Stated exercise: Copy each line exactly. Drop every picture.

Supplied records:
------------------------------
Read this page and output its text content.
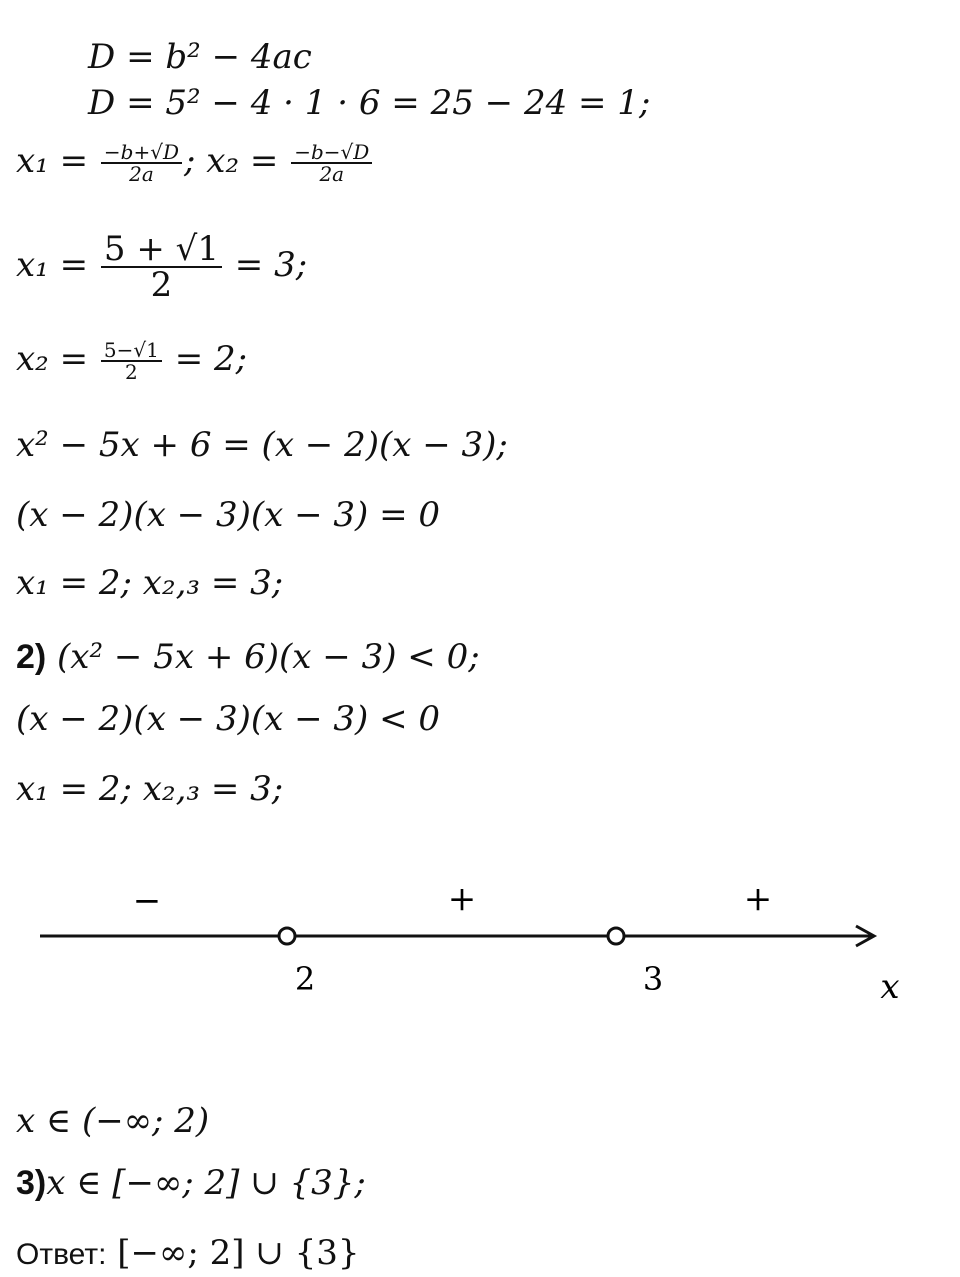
D = b² − 4ac
D = 5² − 4 · 1 · 6 = 25 − 24 = 1;
$x_1 = \frac{-b+√D}{2a}$ ; $x_2 = \frac{-b-√D}{2a}$
$x_1 = \frac{5 + √1}{2} = 3$;
$x_2 = \frac{5-√1}{2} = 2$;
x² − 5x + 6 = (x − 2)(x − 3);
(x − 2)(x − 3)(x − 3) = 0
x₁ = 2; x₂,₃ = 3;
2) (x² − 5x + 6)(x − 3) < 0;
(x − 2)(x − 3)(x − 3) < 0
x₁ = 2; x₂,₃ = 3;
−	+	+
2	3	x
x ∈ (−∞; 2)
3)x ∈ [−∞; 2] ∪ {3};
Ответ: [−∞; 2] ∪ {3}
------------------------------
Solved exercise:
Read this page and output its text content.
D = b² − 4ac
D = 5² − 4 · 1 · 6 = 25 − 24 = 1;
$x_1 = \frac{-b+√D}{2a}$ ; $x_2 = \frac{-b-√D}{2a}$
$x_1 = \frac{5 + √1}{2} = 3$;
$x_2 = \frac{5-√1}{2} = 2$;
x² − 5x + 6 = (x − 2)(x − 3);
(x − 2)(x − 3)(x − 3) = 0
x₁ = 2; x₂,₃ = 3;
2) (x² − 5x + 6)(x − 3) < 0;
(x − 2)(x − 3)(x − 3) < 0
x₁ = 2; x₂,₃ = 3;
−	+	+
2	3	x
x ∈ (−∞; 2)
3)x ∈ [−∞; 2] ∪ {3};
Ответ: [−∞; 2] ∪ {3}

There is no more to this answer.